## GIVEN DATA
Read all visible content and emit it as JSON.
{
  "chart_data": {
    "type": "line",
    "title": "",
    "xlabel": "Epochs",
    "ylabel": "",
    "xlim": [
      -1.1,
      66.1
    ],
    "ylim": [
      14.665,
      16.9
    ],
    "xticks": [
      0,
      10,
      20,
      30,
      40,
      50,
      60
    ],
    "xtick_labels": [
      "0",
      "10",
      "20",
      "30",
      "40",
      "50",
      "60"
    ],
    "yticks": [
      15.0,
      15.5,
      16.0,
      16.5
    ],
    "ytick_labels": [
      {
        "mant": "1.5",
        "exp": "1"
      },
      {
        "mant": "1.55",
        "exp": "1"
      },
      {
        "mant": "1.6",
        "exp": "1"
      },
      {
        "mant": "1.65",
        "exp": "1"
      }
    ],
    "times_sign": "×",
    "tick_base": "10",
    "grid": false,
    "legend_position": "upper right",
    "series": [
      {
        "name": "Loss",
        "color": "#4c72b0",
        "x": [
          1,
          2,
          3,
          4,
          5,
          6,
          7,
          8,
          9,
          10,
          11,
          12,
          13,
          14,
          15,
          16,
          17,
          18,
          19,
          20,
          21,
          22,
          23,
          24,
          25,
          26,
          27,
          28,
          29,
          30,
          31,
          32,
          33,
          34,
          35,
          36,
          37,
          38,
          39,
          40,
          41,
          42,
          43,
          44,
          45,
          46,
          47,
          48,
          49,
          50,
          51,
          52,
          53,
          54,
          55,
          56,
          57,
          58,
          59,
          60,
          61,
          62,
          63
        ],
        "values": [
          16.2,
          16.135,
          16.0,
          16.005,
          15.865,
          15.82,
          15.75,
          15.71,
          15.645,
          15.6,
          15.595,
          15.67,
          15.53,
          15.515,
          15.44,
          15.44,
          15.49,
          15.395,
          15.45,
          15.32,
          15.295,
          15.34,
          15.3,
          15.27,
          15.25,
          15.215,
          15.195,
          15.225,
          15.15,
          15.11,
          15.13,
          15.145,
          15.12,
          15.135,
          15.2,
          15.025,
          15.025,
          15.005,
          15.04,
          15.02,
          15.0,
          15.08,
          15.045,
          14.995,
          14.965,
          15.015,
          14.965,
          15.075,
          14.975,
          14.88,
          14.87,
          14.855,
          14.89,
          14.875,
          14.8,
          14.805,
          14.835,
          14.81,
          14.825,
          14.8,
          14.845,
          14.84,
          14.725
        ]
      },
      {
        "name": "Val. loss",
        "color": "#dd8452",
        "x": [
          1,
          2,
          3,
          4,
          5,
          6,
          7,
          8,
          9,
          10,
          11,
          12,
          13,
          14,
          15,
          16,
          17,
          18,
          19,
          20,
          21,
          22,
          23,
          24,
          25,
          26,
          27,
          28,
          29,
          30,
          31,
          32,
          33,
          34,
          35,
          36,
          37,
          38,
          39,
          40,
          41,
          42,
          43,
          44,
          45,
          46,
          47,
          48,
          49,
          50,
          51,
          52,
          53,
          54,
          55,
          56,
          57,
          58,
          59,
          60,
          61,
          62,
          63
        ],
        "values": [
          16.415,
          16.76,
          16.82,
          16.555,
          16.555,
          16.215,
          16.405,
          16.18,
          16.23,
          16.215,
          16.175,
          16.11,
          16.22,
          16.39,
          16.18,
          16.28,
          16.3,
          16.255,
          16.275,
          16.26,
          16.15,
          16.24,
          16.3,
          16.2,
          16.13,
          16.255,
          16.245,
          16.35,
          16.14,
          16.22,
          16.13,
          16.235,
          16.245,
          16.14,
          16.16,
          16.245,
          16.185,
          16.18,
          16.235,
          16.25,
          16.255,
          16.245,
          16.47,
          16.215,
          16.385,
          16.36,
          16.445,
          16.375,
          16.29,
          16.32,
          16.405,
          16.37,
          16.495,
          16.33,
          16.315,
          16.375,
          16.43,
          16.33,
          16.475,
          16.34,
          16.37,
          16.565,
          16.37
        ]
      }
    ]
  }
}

## WHAT YOU HAVE TO DO
From the listing above, extract every line exactly as it stands.

## COMPLETE OUTPUT
Read all visible content and emit it as JSON.
{
  "chart_data": {
    "type": "line",
    "title": "",
    "xlabel": "Epochs",
    "ylabel": "",
    "xlim": [
      -1.1,
      66.1
    ],
    "ylim": [
      14.665,
      16.9
    ],
    "xticks": [
      0,
      10,
      20,
      30,
      40,
      50,
      60
    ],
    "xtick_labels": [
      "0",
      "10",
      "20",
      "30",
      "40",
      "50",
      "60"
    ],
    "yticks": [
      15.0,
      15.5,
      16.0,
      16.5
    ],
    "ytick_labels": [
      {
        "mant": "1.5",
        "exp": "1"
      },
      {
        "mant": "1.55",
        "exp": "1"
      },
      {
        "mant": "1.6",
        "exp": "1"
      },
      {
        "mant": "1.65",
        "exp": "1"
      }
    ],
    "times_sign": "×",
    "tick_base": "10",
    "grid": false,
    "legend_position": "upper right",
    "series": [
      {
        "name": "Loss",
        "color": "#4c72b0",
        "x": [
          1,
          2,
          3,
          4,
          5,
          6,
          7,
          8,
          9,
          10,
          11,
          12,
          13,
          14,
          15,
          16,
          17,
          18,
          19,
          20,
          21,
          22,
          23,
          24,
          25,
          26,
          27,
          28,
          29,
          30,
          31,
          32,
          33,
          34,
          35,
          36,
          37,
          38,
          39,
          40,
          41,
          42,
          43,
          44,
          45,
          46,
          47,
          48,
          49,
          50,
          51,
          52,
          53,
          54,
          55,
          56,
          57,
          58,
          59,
          60,
          61,
          62,
          63
        ],
        "values": [
          16.2,
          16.135,
          16.0,
          16.005,
          15.865,
          15.82,
          15.75,
          15.71,
          15.645,
          15.6,
          15.595,
          15.67,
          15.53,
          15.515,
          15.44,
          15.44,
          15.49,
          15.395,
          15.45,
          15.32,
          15.295,
          15.34,
          15.3,
          15.27,
          15.25,
          15.215,
          15.195,
          15.225,
          15.15,
          15.11,
          15.13,
          15.145,
          15.12,
          15.135,
          15.2,
          15.025,
          15.025,
          15.005,
          15.04,
          15.02,
          15.0,
          15.08,
          15.045,
          14.995,
          14.965,
          15.015,
          14.965,
          15.075,
          14.975,
          14.88,
          14.87,
          14.855,
          14.89,
          14.875,
          14.8,
          14.805,
          14.835,
          14.81,
          14.825,
          14.8,
          14.845,
          14.84,
          14.725
        ]
      },
      {
        "name": "Val. loss",
        "color": "#dd8452",
        "x": [
          1,
          2,
          3,
          4,
          5,
          6,
          7,
          8,
          9,
          10,
          11,
          12,
          13,
          14,
          15,
          16,
          17,
          18,
          19,
          20,
          21,
          22,
          23,
          24,
          25,
          26,
          27,
          28,
          29,
          30,
          31,
          32,
          33,
          34,
          35,
          36,
          37,
          38,
          39,
          40,
          41,
          42,
          43,
          44,
          45,
          46,
          47,
          48,
          49,
          50,
          51,
          52,
          53,
          54,
          55,
          56,
          57,
          58,
          59,
          60,
          61,
          62,
          63
        ],
        "values": [
          16.415,
          16.76,
          16.82,
          16.555,
          16.555,
          16.215,
          16.405,
          16.18,
          16.23,
          16.215,
          16.175,
          16.11,
          16.22,
          16.39,
          16.18,
          16.28,
          16.3,
          16.255,
          16.275,
          16.26,
          16.15,
          16.24,
          16.3,
          16.2,
          16.13,
          16.255,
          16.245,
          16.35,
          16.14,
          16.22,
          16.13,
          16.235,
          16.245,
          16.14,
          16.16,
          16.245,
          16.185,
          16.18,
          16.235,
          16.25,
          16.255,
          16.245,
          16.47,
          16.215,
          16.385,
          16.36,
          16.445,
          16.375,
          16.29,
          16.32,
          16.405,
          16.37,
          16.495,
          16.33,
          16.315,
          16.375,
          16.43,
          16.33,
          16.475,
          16.34,
          16.37,
          16.565,
          16.37
        ]
      }
    ]
  }
}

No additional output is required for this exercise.